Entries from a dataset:
↓
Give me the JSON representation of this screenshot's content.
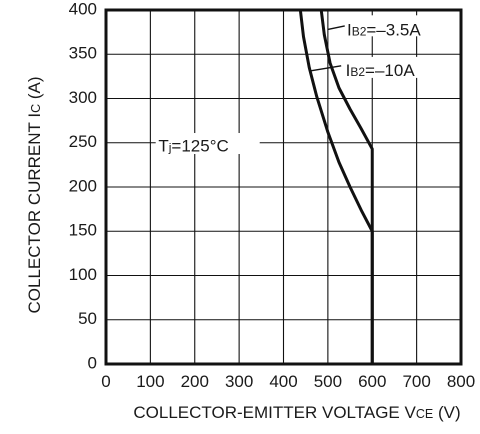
{
  "chart_data": {
    "type": "line",
    "title": "",
    "xlabel": {
      "text": "COLLECTOR-EMITTER VOLTAGE",
      "symbol_main": "V",
      "symbol_sub": "CE",
      "unit": "(V)"
    },
    "ylabel": {
      "text": "COLLECTOR CURRENT",
      "symbol_main": "I",
      "symbol_sub": "C",
      "unit": "(A)"
    },
    "xlim": [
      0,
      800
    ],
    "ylim": [
      0,
      400
    ],
    "xticks": [
      0,
      100,
      200,
      300,
      400,
      500,
      600,
      700,
      800
    ],
    "yticks": [
      0,
      50,
      100,
      150,
      200,
      250,
      300,
      350,
      400
    ],
    "grid": true,
    "series": [
      {
        "name": "IB2=-3.5A",
        "points": [
          [
            0,
            400
          ],
          [
            485,
            400
          ],
          [
            492,
            372
          ],
          [
            505,
            340
          ],
          [
            525,
            312
          ],
          [
            550,
            288
          ],
          [
            575,
            266
          ],
          [
            600,
            243
          ],
          [
            600,
            0
          ]
        ]
      },
      {
        "name": "IB2=-10A",
        "points": [
          [
            0,
            400
          ],
          [
            438,
            400
          ],
          [
            445,
            370
          ],
          [
            458,
            335
          ],
          [
            475,
            302
          ],
          [
            500,
            262
          ],
          [
            525,
            228
          ],
          [
            550,
            200
          ],
          [
            575,
            174
          ],
          [
            600,
            150
          ],
          [
            600,
            0
          ]
        ]
      }
    ],
    "annotations": [
      {
        "text_main": "I",
        "text_sub": "B2",
        "text_tail": "=–3.5A",
        "series": "IB2=-3.5A"
      },
      {
        "text_main": "I",
        "text_sub": "B2",
        "text_tail": "=–10A",
        "series": "IB2=-10A"
      },
      {
        "text_main": "T",
        "text_sub": "j",
        "text_tail": "=125°C"
      }
    ],
    "colors": {
      "axis": "#111111",
      "grid": "#111111",
      "series": "#111111",
      "text": "#1a1a1a",
      "background": "#ffffff"
    }
  }
}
↑
STATED EXERCISE: Copy the entries above faithfully and omit every image.

IN RESPONSE:
Give me the JSON representation of this screenshot's content.
{
  "chart_data": {
    "type": "line",
    "title": "",
    "xlabel": {
      "text": "COLLECTOR-EMITTER VOLTAGE",
      "symbol_main": "V",
      "symbol_sub": "CE",
      "unit": "(V)"
    },
    "ylabel": {
      "text": "COLLECTOR CURRENT",
      "symbol_main": "I",
      "symbol_sub": "C",
      "unit": "(A)"
    },
    "xlim": [
      0,
      800
    ],
    "ylim": [
      0,
      400
    ],
    "xticks": [
      0,
      100,
      200,
      300,
      400,
      500,
      600,
      700,
      800
    ],
    "yticks": [
      0,
      50,
      100,
      150,
      200,
      250,
      300,
      350,
      400
    ],
    "grid": true,
    "series": [
      {
        "name": "IB2=-3.5A",
        "points": [
          [
            0,
            400
          ],
          [
            485,
            400
          ],
          [
            492,
            372
          ],
          [
            505,
            340
          ],
          [
            525,
            312
          ],
          [
            550,
            288
          ],
          [
            575,
            266
          ],
          [
            600,
            243
          ],
          [
            600,
            0
          ]
        ]
      },
      {
        "name": "IB2=-10A",
        "points": [
          [
            0,
            400
          ],
          [
            438,
            400
          ],
          [
            445,
            370
          ],
          [
            458,
            335
          ],
          [
            475,
            302
          ],
          [
            500,
            262
          ],
          [
            525,
            228
          ],
          [
            550,
            200
          ],
          [
            575,
            174
          ],
          [
            600,
            150
          ],
          [
            600,
            0
          ]
        ]
      }
    ],
    "annotations": [
      {
        "text_main": "I",
        "text_sub": "B2",
        "text_tail": "=–3.5A",
        "series": "IB2=-3.5A"
      },
      {
        "text_main": "I",
        "text_sub": "B2",
        "text_tail": "=–10A",
        "series": "IB2=-10A"
      },
      {
        "text_main": "T",
        "text_sub": "j",
        "text_tail": "=125°C"
      }
    ],
    "colors": {
      "axis": "#111111",
      "grid": "#111111",
      "series": "#111111",
      "text": "#1a1a1a",
      "background": "#ffffff"
    }
  }
}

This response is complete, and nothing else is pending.